[Stored records]
···

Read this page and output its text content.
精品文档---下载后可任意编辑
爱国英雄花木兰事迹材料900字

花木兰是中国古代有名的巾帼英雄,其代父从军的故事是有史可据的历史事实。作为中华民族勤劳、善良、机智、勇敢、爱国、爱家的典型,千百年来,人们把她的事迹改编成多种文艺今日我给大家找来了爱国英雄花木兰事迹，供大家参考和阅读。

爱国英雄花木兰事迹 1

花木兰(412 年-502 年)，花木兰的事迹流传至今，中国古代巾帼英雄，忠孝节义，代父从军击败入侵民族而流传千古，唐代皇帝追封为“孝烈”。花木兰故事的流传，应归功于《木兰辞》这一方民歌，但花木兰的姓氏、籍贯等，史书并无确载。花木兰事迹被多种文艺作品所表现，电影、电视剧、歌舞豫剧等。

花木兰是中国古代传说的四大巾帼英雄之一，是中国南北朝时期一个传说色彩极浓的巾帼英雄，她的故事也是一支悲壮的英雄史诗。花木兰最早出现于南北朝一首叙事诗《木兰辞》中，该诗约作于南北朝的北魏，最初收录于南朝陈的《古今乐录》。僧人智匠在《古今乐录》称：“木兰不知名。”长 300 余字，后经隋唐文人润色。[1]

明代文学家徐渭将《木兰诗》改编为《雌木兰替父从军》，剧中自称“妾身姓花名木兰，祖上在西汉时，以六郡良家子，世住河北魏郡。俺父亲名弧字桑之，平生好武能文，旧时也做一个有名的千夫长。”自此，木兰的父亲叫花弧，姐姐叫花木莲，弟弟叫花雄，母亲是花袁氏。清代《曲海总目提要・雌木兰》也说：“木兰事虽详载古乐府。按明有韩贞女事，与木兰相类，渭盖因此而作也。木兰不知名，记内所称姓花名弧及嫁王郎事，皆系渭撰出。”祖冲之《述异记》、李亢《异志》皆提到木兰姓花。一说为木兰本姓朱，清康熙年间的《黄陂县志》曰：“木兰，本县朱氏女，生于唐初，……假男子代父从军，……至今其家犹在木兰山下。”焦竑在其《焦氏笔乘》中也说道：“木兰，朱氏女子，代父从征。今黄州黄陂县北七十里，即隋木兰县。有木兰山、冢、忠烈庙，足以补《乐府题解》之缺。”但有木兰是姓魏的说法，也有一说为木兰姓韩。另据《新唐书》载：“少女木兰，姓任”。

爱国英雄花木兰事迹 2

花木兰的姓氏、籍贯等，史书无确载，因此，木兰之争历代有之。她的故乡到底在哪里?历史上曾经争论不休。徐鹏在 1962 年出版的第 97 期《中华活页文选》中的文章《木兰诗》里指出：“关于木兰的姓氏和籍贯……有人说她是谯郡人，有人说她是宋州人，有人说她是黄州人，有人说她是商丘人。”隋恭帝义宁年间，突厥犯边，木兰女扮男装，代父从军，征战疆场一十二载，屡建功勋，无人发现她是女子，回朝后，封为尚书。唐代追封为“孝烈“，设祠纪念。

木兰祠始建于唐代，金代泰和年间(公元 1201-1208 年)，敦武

···

_DO THIS_
Please copy out each record, character for character.

_ANSWER BELOW_
Read this page and output its text content.
精品文档---下载后可任意编辑
爱国英雄花木兰事迹材料900字

花木兰是中国古代有名的巾帼英雄,其代父从军的故事是有史可据的历史事实。作为中华民族勤劳、善良、机智、勇敢、爱国、爱家的典型,千百年来,人们把她的事迹改编成多种文艺今日我给大家找来了爱国英雄花木兰事迹，供大家参考和阅读。

爱国英雄花木兰事迹 1

花木兰(412 年-502 年)，花木兰的事迹流传至今，中国古代巾帼英雄，忠孝节义，代父从军击败入侵民族而流传千古，唐代皇帝追封为“孝烈”。花木兰故事的流传，应归功于《木兰辞》这一方民歌，但花木兰的姓氏、籍贯等，史书并无确载。花木兰事迹被多种文艺作品所表现，电影、电视剧、歌舞豫剧等。

花木兰是中国古代传说的四大巾帼英雄之一，是中国南北朝时期一个传说色彩极浓的巾帼英雄，她的故事也是一支悲壮的英雄史诗。花木兰最早出现于南北朝一首叙事诗《木兰辞》中，该诗约作于南北朝的北魏，最初收录于南朝陈的《古今乐录》。僧人智匠在《古今乐录》称：“木兰不知名。”长 300 余字，后经隋唐文人润色。[1]

明代文学家徐渭将《木兰诗》改编为《雌木兰替父从军》，剧中自称“妾身姓花名木兰，祖上在西汉时，以六郡良家子，世住河北魏郡。俺父亲名弧字桑之，平生好武能文，旧时也做一个有名的千夫长。”自此，木兰的父亲叫花弧，姐姐叫花木莲，弟弟叫花雄，母亲是花袁氏。清代《曲海总目提要・雌木兰》也说：“木兰事虽详载古乐府。按明有韩贞女事，与木兰相类，渭盖因此而作也。木兰不知名，记内所称姓花名弧及嫁王郎事，皆系渭撰出。”祖冲之《述异记》、李亢《异志》皆提到木兰姓花。一说为木兰本姓朱，清康熙年间的《黄陂县志》曰：“木兰，本县朱氏女，生于唐初，……假男子代父从军，……至今其家犹在木兰山下。”焦竑在其《焦氏笔乘》中也说道：“木兰，朱氏女子，代父从征。今黄州黄陂县北七十里，即隋木兰县。有木兰山、冢、忠烈庙，足以补《乐府题解》之缺。”但有木兰是姓魏的说法，也有一说为木兰姓韩。另据《新唐书》载：“少女木兰，姓任”。

爱国英雄花木兰事迹 2

花木兰的姓氏、籍贯等，史书无确载，因此，木兰之争历代有之。她的故乡到底在哪里?历史上曾经争论不休。徐鹏在 1962 年出版的第 97 期《中华活页文选》中的文章《木兰诗》里指出：“关于木兰的姓氏和籍贯……有人说她是谯郡人，有人说她是宋州人，有人说她是黄州人，有人说她是商丘人。”隋恭帝义宁年间，突厥犯边，木兰女扮男装，代父从军，征战疆场一十二载，屡建功勋，无人发现她是女子，回朝后，封为尚书。唐代追封为“孝烈“，设祠纪念。

木兰祠始建于唐代，金代泰和年间(公元 1201-1208 年)，敦武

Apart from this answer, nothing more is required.